> [Exercise details] Carry none of the pictures over; set down the material below exactly.

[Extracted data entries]
--- begin ---

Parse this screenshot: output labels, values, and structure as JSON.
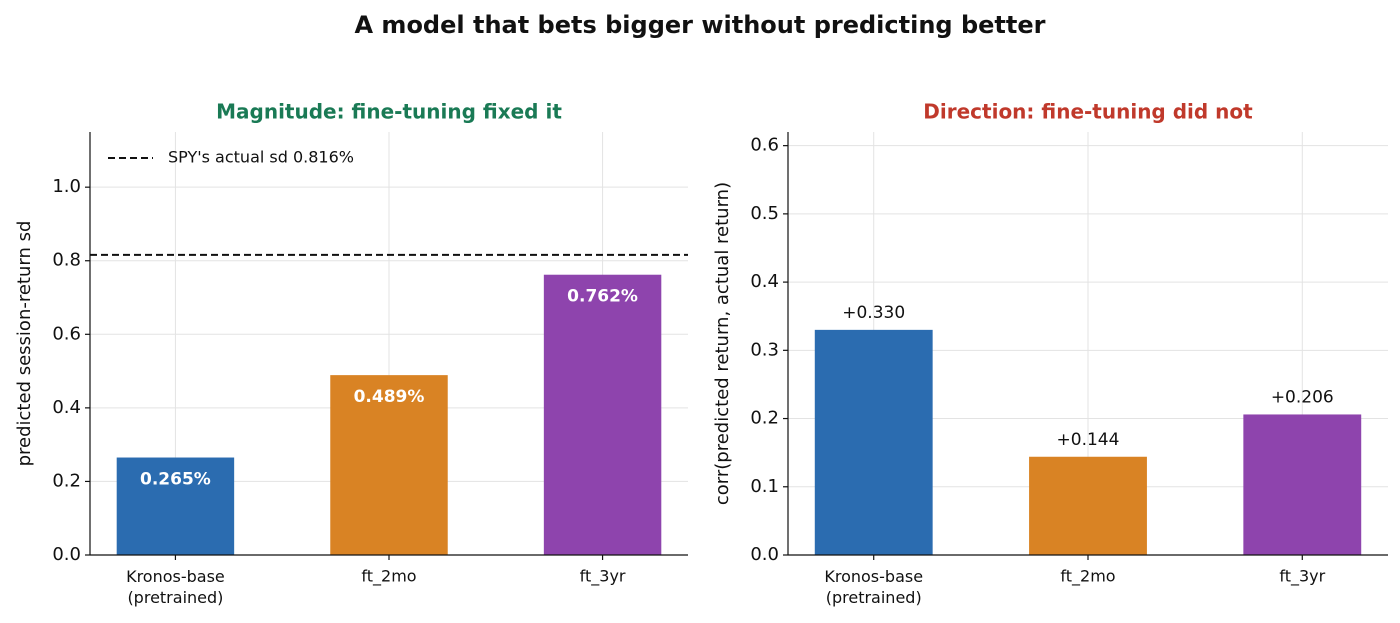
{
  "title": "A model that bets bigger without predicting better",
  "chart_data": [
    {
      "type": "bar",
      "title": "Magnitude: fine-tuning fixed it",
      "title_color": "#1a7a55",
      "ylabel": "predicted session-return sd",
      "categories": [
        "Kronos-base\n(pretrained)",
        "ft_2mo",
        "ft_3yr"
      ],
      "values": [
        0.265,
        0.489,
        0.762
      ],
      "value_labels": [
        "0.265%",
        "0.489%",
        "0.762%"
      ],
      "label_position": "inside",
      "colors": [
        "#2b6cb0",
        "#d98324",
        "#8e44ad"
      ],
      "ylim": [
        0,
        1.15
      ],
      "yticks": [
        {
          "value": 0,
          "label": "0.0"
        },
        0.2,
        0.4,
        0.6,
        0.8,
        {
          "value": 1,
          "label": "1.0"
        }
      ],
      "grid": true,
      "hline": {
        "value": 0.816,
        "label": "SPY's actual sd  0.816%"
      },
      "legend": "upper left"
    },
    {
      "type": "bar",
      "title": "Direction: fine-tuning did not",
      "title_color": "#c0392b",
      "ylabel": "corr(predicted return, actual return)",
      "categories": [
        "Kronos-base\n(pretrained)",
        "ft_2mo",
        "ft_3yr"
      ],
      "values": [
        0.33,
        0.144,
        0.206
      ],
      "value_labels": [
        "+0.330",
        "+0.144",
        "+0.206"
      ],
      "label_position": "above",
      "colors": [
        "#2b6cb0",
        "#d98324",
        "#8e44ad"
      ],
      "ylim": [
        0,
        0.62
      ],
      "yticks": [
        {
          "value": 0,
          "label": "0.0"
        },
        0.1,
        0.2,
        0.3,
        0.4,
        0.5,
        0.6
      ],
      "grid": true
    }
  ]
}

--- end ---

> [The solution]
Parse this screenshot: output labels, values, and structure as JSON.
{
  "title": "A model that bets bigger without predicting better",
  "chart_data": [
    {
      "type": "bar",
      "title": "Magnitude: fine-tuning fixed it",
      "title_color": "#1a7a55",
      "ylabel": "predicted session-return sd",
      "categories": [
        "Kronos-base\n(pretrained)",
        "ft_2mo",
        "ft_3yr"
      ],
      "values": [
        0.265,
        0.489,
        0.762
      ],
      "value_labels": [
        "0.265%",
        "0.489%",
        "0.762%"
      ],
      "label_position": "inside",
      "colors": [
        "#2b6cb0",
        "#d98324",
        "#8e44ad"
      ],
      "ylim": [
        0,
        1.15
      ],
      "yticks": [
        {
          "value": 0,
          "label": "0.0"
        },
        0.2,
        0.4,
        0.6,
        0.8,
        {
          "value": 1,
          "label": "1.0"
        }
      ],
      "grid": true,
      "hline": {
        "value": 0.816,
        "label": "SPY's actual sd  0.816%"
      },
      "legend": "upper left"
    },
    {
      "type": "bar",
      "title": "Direction: fine-tuning did not",
      "title_color": "#c0392b",
      "ylabel": "corr(predicted return, actual return)",
      "categories": [
        "Kronos-base\n(pretrained)",
        "ft_2mo",
        "ft_3yr"
      ],
      "values": [
        0.33,
        0.144,
        0.206
      ],
      "value_labels": [
        "+0.330",
        "+0.144",
        "+0.206"
      ],
      "label_position": "above",
      "colors": [
        "#2b6cb0",
        "#d98324",
        "#8e44ad"
      ],
      "ylim": [
        0,
        0.62
      ],
      "yticks": [
        {
          "value": 0,
          "label": "0.0"
        },
        0.1,
        0.2,
        0.3,
        0.4,
        0.5,
        0.6
      ],
      "grid": true
    }
  ]
}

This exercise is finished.